GIVEN REQUEST | Write out each line exactly as given. Leave the pictures out of your copy.

MATERIAL SHOWN |
+ + + + +
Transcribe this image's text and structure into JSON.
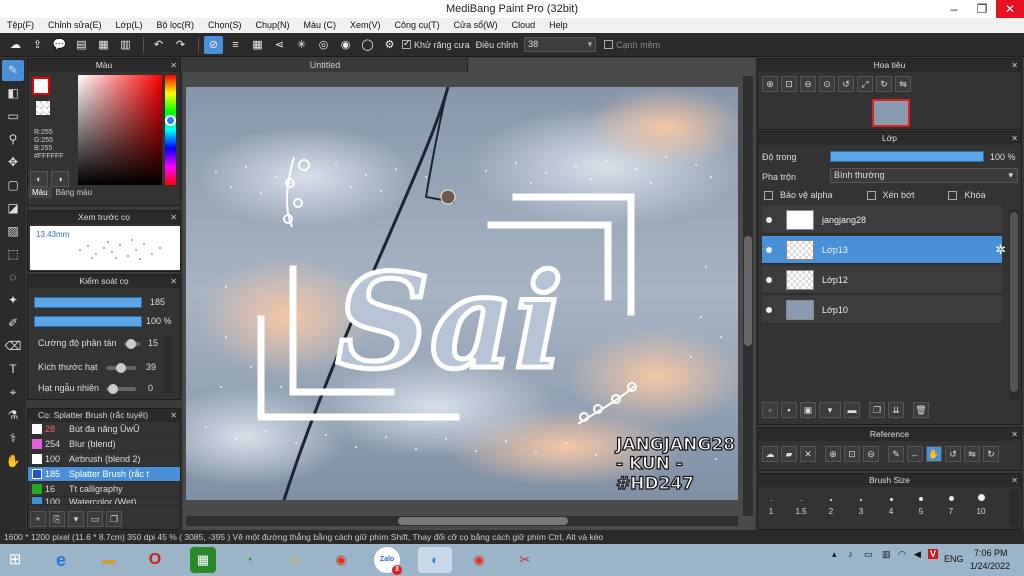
{
  "window": {
    "title": "MediBang Paint Pro (32bit)"
  },
  "menu": [
    "Tệp(F)",
    "Chỉnh sửa(E)",
    "Lớp(L)",
    "Bộ lọc(R)",
    "Chọn(S)",
    "Chụp(N)",
    "Màu (C)",
    "Xem(V)",
    "Công cụ(T)",
    "Cửa sổ(W)",
    "Cloud",
    "Help"
  ],
  "toolbar": {
    "antialias_label": "Khử răng cưa",
    "antialias_checked": true,
    "adjust_label": "Điều chỉnh",
    "adjust_value": "38",
    "smooth_label": "Cạnh mềm",
    "smooth_checked": false
  },
  "color_panel": {
    "title": "Màu",
    "r": "R:255",
    "g": "G:255",
    "b": "B:255",
    "hex": "#FFFFFF",
    "tab_color": "Màu",
    "tab_palette": "Bảng màu"
  },
  "brush_preview": {
    "title": "Xem trước cọ",
    "size": "13.43mm"
  },
  "brush_control": {
    "title": "Kiểm soát cọ",
    "size_value": "185",
    "opacity_value": "100 %",
    "scatter_label": "Cường độ phân tán",
    "scatter_value": "15",
    "grain_label": "Kích thước hạt",
    "grain_value": "39",
    "random_label": "Hạt ngẫu nhiên",
    "random_value": "0"
  },
  "brush_list": {
    "title": "Cọ: Splatter Brush (rắc tuyết)",
    "items": [
      {
        "num": "28",
        "name": "Bút đa năng ŪwŪ",
        "color": "#ffffff"
      },
      {
        "num": "254",
        "name": "Blur (blend)",
        "color": "#e060e0"
      },
      {
        "num": "100",
        "name": "Airbrush (blend 2)",
        "color": "#ffffff"
      },
      {
        "num": "185",
        "name": "Splatter Brush (rắc t",
        "color": "#2255cc"
      },
      {
        "num": "16",
        "name": "Tt calligraphy",
        "color": "#22aa22"
      },
      {
        "num": "100",
        "name": "Watercolor (Wet)",
        "color": "#3b8fd8"
      }
    ]
  },
  "document": {
    "tab": "Untitled",
    "sign_line1": "JANGJANG28",
    "sign_line2": "- KUN -",
    "sign_line3": "#HD247",
    "art_text": "Sai"
  },
  "navigator": {
    "title": "Hoa tiêu"
  },
  "layers": {
    "title": "Lớp",
    "opacity_label": "Độ trong",
    "opacity_value": "100 %",
    "blend_label": "Pha trộn",
    "blend_value": "Bình thường",
    "protect_alpha": "Bảo vệ alpha",
    "clipping": "Xén bớt",
    "lock": "Khóa",
    "items": [
      {
        "name": "jangjang28"
      },
      {
        "name": "Lớp13"
      },
      {
        "name": "Lớp12"
      },
      {
        "name": "Lớp10"
      }
    ]
  },
  "reference": {
    "title": "Reference"
  },
  "brush_size": {
    "title": "Brush Size",
    "sizes": [
      "1",
      "1.5",
      "2",
      "3",
      "4",
      "5",
      "7",
      "10"
    ]
  },
  "status": {
    "text": "1600 * 1200 pixel   (11.6 * 8.7cm)   350 dpi   45 %   ( 3085, -395 )   Vẽ một đường thẳng bằng cách giữ phím Shift, Thay đổi cỡ cọ bằng cách giữ phím Ctrl, Alt và kéo"
  },
  "taskbar": {
    "lang": "ENG",
    "time": "7:06 PM",
    "date": "1/24/2022",
    "zalo_badge": "3"
  }
}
+ + + + +
SOLUTION TO THE EXERCISE |
Transcribe this image's text and structure into JSON.
{
  "window": {
    "title": "MediBang Paint Pro (32bit)"
  },
  "menu": [
    "Tệp(F)",
    "Chỉnh sửa(E)",
    "Lớp(L)",
    "Bộ lọc(R)",
    "Chọn(S)",
    "Chụp(N)",
    "Màu (C)",
    "Xem(V)",
    "Công cụ(T)",
    "Cửa sổ(W)",
    "Cloud",
    "Help"
  ],
  "toolbar": {
    "antialias_label": "Khử răng cưa",
    "antialias_checked": true,
    "adjust_label": "Điều chỉnh",
    "adjust_value": "38",
    "smooth_label": "Cạnh mềm",
    "smooth_checked": false
  },
  "color_panel": {
    "title": "Màu",
    "r": "R:255",
    "g": "G:255",
    "b": "B:255",
    "hex": "#FFFFFF",
    "tab_color": "Màu",
    "tab_palette": "Bảng màu"
  },
  "brush_preview": {
    "title": "Xem trước cọ",
    "size": "13.43mm"
  },
  "brush_control": {
    "title": "Kiểm soát cọ",
    "size_value": "185",
    "opacity_value": "100 %",
    "scatter_label": "Cường độ phân tán",
    "scatter_value": "15",
    "grain_label": "Kích thước hạt",
    "grain_value": "39",
    "random_label": "Hạt ngẫu nhiên",
    "random_value": "0"
  },
  "brush_list": {
    "title": "Cọ: Splatter Brush (rắc tuyết)",
    "items": [
      {
        "num": "28",
        "name": "Bút đa năng ŪwŪ",
        "color": "#ffffff"
      },
      {
        "num": "254",
        "name": "Blur (blend)",
        "color": "#e060e0"
      },
      {
        "num": "100",
        "name": "Airbrush (blend 2)",
        "color": "#ffffff"
      },
      {
        "num": "185",
        "name": "Splatter Brush (rắc t",
        "color": "#2255cc"
      },
      {
        "num": "16",
        "name": "Tt calligraphy",
        "color": "#22aa22"
      },
      {
        "num": "100",
        "name": "Watercolor (Wet)",
        "color": "#3b8fd8"
      }
    ]
  },
  "document": {
    "tab": "Untitled",
    "sign_line1": "JANGJANG28",
    "sign_line2": "- KUN -",
    "sign_line3": "#HD247",
    "art_text": "Sai"
  },
  "navigator": {
    "title": "Hoa tiêu"
  },
  "layers": {
    "title": "Lớp",
    "opacity_label": "Độ trong",
    "opacity_value": "100 %",
    "blend_label": "Pha trộn",
    "blend_value": "Bình thường",
    "protect_alpha": "Bảo vệ alpha",
    "clipping": "Xén bớt",
    "lock": "Khóa",
    "items": [
      {
        "name": "jangjang28"
      },
      {
        "name": "Lớp13"
      },
      {
        "name": "Lớp12"
      },
      {
        "name": "Lớp10"
      }
    ]
  },
  "reference": {
    "title": "Reference"
  },
  "brush_size": {
    "title": "Brush Size",
    "sizes": [
      "1",
      "1.5",
      "2",
      "3",
      "4",
      "5",
      "7",
      "10"
    ]
  },
  "status": {
    "text": "1600 * 1200 pixel   (11.6 * 8.7cm)   350 dpi   45 %   ( 3085, -395 )   Vẽ một đường thẳng bằng cách giữ phím Shift, Thay đổi cỡ cọ bằng cách giữ phím Ctrl, Alt và kéo"
  },
  "taskbar": {
    "lang": "ENG",
    "time": "7:06 PM",
    "date": "1/24/2022",
    "zalo_badge": "3"
  }
}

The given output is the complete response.